▶ [What to produce]:
Reproduce every line of the data below verbatim.

# Task inputs start

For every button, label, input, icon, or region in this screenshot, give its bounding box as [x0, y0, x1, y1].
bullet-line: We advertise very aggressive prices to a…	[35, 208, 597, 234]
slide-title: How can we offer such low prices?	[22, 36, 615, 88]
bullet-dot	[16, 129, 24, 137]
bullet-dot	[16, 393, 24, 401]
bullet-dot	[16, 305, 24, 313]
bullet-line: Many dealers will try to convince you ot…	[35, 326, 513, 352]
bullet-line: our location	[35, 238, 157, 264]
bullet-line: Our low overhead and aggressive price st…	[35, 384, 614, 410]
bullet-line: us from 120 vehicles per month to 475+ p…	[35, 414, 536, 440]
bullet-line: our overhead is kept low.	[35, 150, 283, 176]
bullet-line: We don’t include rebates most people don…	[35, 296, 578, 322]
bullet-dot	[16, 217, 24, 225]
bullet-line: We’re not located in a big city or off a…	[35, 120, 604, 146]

# Task inputs end

▶ [Exercise response]:
For every button, label, input, icon, or region in this screenshot, give its bounding box as [x0, y0, x1, y1].
bullet-line: We advertise very aggressive prices to a…	[35, 208, 597, 234]
slide-title: How can we offer such low prices?	[22, 36, 615, 88]
bullet-dot	[16, 129, 24, 137]
bullet-dot	[16, 393, 24, 401]
bullet-dot	[16, 305, 24, 313]
bullet-line: Many dealers will try to convince you ot…	[35, 326, 513, 352]
bullet-line: our location	[35, 238, 157, 264]
bullet-line: Our low overhead and aggressive price st…	[35, 384, 614, 410]
bullet-line: us from 120 vehicles per month to 475+ p…	[35, 414, 536, 440]
bullet-line: our overhead is kept low.	[35, 150, 283, 176]
bullet-line: We don’t include rebates most people don…	[35, 296, 578, 322]
bullet-dot	[16, 217, 24, 225]
bullet-line: We’re not located in a big city or off a…	[35, 120, 604, 146]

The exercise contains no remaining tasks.